Gather all lines with "content" from the records.

(Figure dataset records)
***

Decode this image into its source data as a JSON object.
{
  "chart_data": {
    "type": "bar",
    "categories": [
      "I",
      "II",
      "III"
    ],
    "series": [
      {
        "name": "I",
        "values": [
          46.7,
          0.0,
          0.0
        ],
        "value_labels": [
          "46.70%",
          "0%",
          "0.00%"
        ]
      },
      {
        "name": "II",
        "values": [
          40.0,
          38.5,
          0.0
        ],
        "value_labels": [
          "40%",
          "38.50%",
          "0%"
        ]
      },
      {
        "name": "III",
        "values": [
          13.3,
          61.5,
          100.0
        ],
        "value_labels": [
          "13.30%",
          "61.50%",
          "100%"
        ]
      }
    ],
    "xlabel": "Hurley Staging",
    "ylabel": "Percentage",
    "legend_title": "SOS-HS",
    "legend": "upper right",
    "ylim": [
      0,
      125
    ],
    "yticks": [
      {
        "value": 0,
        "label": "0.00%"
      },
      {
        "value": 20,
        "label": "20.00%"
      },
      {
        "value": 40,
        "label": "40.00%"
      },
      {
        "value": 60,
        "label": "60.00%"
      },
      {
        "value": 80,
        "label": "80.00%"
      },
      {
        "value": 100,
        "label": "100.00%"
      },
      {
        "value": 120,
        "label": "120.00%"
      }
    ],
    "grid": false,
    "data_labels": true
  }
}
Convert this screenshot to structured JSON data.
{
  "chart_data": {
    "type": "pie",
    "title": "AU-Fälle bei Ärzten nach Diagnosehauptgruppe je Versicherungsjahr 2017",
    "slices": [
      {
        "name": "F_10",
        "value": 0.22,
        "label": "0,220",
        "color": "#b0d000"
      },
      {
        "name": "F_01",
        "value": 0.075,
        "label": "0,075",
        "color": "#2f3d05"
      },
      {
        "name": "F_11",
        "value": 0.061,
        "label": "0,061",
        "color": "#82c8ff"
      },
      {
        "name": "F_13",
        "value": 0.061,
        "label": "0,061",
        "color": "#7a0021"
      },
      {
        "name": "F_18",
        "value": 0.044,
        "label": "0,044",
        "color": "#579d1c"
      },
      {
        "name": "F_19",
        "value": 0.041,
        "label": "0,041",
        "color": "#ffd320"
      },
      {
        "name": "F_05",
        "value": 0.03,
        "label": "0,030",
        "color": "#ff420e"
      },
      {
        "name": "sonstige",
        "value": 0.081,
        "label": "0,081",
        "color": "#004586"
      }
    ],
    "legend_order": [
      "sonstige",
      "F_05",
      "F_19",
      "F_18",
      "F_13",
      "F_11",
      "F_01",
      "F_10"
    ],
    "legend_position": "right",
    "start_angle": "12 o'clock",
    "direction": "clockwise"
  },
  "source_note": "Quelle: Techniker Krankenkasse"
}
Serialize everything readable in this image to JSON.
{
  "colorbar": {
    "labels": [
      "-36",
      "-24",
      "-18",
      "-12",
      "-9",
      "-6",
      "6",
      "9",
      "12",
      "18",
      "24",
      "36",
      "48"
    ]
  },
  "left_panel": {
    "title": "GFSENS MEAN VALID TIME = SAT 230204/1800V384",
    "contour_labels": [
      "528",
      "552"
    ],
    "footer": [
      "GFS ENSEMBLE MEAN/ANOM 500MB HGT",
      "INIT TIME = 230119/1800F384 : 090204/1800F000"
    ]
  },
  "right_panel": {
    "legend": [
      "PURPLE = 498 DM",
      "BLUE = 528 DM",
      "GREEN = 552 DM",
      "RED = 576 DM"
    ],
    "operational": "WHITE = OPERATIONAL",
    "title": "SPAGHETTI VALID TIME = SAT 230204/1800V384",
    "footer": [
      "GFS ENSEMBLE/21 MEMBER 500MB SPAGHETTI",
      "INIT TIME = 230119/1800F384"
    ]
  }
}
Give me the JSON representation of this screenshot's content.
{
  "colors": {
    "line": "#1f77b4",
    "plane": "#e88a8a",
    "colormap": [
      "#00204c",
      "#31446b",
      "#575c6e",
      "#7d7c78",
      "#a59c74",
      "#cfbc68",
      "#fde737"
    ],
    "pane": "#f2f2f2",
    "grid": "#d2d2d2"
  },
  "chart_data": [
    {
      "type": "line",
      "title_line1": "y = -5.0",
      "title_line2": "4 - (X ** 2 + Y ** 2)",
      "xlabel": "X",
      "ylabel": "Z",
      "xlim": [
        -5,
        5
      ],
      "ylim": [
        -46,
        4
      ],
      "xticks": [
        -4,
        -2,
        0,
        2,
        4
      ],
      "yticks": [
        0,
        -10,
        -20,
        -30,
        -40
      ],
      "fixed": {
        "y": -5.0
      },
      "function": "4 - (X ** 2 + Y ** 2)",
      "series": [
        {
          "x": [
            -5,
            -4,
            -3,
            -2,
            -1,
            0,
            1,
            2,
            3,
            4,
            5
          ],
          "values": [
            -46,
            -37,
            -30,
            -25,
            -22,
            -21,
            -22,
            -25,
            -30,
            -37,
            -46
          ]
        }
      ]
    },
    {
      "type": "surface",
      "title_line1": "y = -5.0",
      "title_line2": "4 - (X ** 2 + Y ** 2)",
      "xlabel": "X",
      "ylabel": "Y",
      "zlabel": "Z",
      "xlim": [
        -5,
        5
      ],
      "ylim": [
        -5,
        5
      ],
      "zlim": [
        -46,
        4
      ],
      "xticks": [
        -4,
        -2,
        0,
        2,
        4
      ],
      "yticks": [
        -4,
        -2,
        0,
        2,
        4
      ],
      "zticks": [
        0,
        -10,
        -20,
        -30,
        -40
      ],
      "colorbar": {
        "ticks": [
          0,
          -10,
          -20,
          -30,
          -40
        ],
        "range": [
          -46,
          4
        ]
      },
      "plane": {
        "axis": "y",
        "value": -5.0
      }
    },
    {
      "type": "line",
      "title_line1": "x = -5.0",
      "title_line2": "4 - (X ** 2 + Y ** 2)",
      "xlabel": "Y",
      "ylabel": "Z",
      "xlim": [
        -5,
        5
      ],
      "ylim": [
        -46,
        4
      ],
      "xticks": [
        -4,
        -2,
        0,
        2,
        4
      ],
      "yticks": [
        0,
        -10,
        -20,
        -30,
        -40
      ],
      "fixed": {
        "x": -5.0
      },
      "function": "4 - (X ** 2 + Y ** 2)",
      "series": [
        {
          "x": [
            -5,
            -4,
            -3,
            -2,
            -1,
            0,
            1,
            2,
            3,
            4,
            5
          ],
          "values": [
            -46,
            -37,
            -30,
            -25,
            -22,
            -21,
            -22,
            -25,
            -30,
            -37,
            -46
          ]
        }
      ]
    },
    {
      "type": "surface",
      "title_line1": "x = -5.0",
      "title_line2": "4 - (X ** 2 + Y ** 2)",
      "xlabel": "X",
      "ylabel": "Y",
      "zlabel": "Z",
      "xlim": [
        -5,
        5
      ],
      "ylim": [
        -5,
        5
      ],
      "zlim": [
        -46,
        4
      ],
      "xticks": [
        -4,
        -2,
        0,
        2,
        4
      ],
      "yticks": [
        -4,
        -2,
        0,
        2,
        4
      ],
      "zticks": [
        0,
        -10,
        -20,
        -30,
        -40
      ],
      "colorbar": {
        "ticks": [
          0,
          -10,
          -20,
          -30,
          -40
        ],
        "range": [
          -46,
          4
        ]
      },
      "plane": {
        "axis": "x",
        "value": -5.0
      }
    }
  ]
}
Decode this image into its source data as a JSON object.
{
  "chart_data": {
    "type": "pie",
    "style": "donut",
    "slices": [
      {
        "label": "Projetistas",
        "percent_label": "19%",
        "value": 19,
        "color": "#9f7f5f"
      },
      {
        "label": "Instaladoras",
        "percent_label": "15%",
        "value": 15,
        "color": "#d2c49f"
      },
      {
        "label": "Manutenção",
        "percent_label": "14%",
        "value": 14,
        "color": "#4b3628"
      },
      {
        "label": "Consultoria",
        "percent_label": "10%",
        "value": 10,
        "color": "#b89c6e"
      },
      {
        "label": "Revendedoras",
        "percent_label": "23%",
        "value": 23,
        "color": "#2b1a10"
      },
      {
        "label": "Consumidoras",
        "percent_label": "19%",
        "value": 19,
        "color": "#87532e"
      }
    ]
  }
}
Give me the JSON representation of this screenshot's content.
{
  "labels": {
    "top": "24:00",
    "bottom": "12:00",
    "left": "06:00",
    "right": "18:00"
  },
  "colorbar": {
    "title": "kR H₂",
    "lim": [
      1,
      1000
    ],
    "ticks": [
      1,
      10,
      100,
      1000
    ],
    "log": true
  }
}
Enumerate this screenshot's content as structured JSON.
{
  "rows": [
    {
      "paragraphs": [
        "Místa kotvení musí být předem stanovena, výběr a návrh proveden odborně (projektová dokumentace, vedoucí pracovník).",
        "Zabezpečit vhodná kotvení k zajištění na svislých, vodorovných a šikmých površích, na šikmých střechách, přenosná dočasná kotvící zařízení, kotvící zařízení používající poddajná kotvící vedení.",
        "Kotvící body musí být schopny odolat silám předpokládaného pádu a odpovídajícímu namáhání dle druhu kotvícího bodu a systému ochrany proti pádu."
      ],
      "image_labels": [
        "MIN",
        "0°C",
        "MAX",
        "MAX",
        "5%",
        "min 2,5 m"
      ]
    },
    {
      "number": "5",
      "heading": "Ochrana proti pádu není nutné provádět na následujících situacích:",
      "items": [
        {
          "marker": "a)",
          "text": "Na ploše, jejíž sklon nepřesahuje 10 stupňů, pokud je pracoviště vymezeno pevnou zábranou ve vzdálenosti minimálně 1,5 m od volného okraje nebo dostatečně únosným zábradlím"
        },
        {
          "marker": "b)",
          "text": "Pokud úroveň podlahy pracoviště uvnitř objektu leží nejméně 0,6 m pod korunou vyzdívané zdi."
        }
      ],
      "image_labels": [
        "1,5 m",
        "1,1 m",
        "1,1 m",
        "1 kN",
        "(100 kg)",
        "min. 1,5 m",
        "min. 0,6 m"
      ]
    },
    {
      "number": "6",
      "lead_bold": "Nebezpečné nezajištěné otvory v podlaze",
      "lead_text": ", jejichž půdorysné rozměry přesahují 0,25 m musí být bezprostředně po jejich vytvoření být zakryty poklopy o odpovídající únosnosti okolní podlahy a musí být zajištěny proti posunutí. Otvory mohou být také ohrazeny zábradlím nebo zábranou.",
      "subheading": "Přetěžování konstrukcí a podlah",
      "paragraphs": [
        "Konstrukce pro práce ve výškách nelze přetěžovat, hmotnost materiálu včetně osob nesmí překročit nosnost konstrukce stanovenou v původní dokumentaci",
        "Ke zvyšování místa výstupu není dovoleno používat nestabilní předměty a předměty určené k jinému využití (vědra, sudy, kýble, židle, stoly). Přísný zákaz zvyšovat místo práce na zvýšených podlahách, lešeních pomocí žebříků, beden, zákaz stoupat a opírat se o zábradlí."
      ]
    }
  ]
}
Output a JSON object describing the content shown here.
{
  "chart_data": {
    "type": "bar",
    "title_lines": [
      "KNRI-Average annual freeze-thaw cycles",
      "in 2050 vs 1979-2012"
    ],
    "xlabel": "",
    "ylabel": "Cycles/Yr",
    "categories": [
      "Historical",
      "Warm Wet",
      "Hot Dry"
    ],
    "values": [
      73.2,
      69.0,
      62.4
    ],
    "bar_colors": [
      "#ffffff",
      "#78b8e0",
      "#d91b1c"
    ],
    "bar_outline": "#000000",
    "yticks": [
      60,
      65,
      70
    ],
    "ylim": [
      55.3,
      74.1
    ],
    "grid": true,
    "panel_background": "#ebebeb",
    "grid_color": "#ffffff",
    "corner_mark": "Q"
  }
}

***

● **Task output**:
Give me the JSON representation of this screenshot's content.
Give me the JSON representation of this screenshot's content.
Enumerate this screenshot's content as structured JSON.
Output a JSON object describing the content shown here.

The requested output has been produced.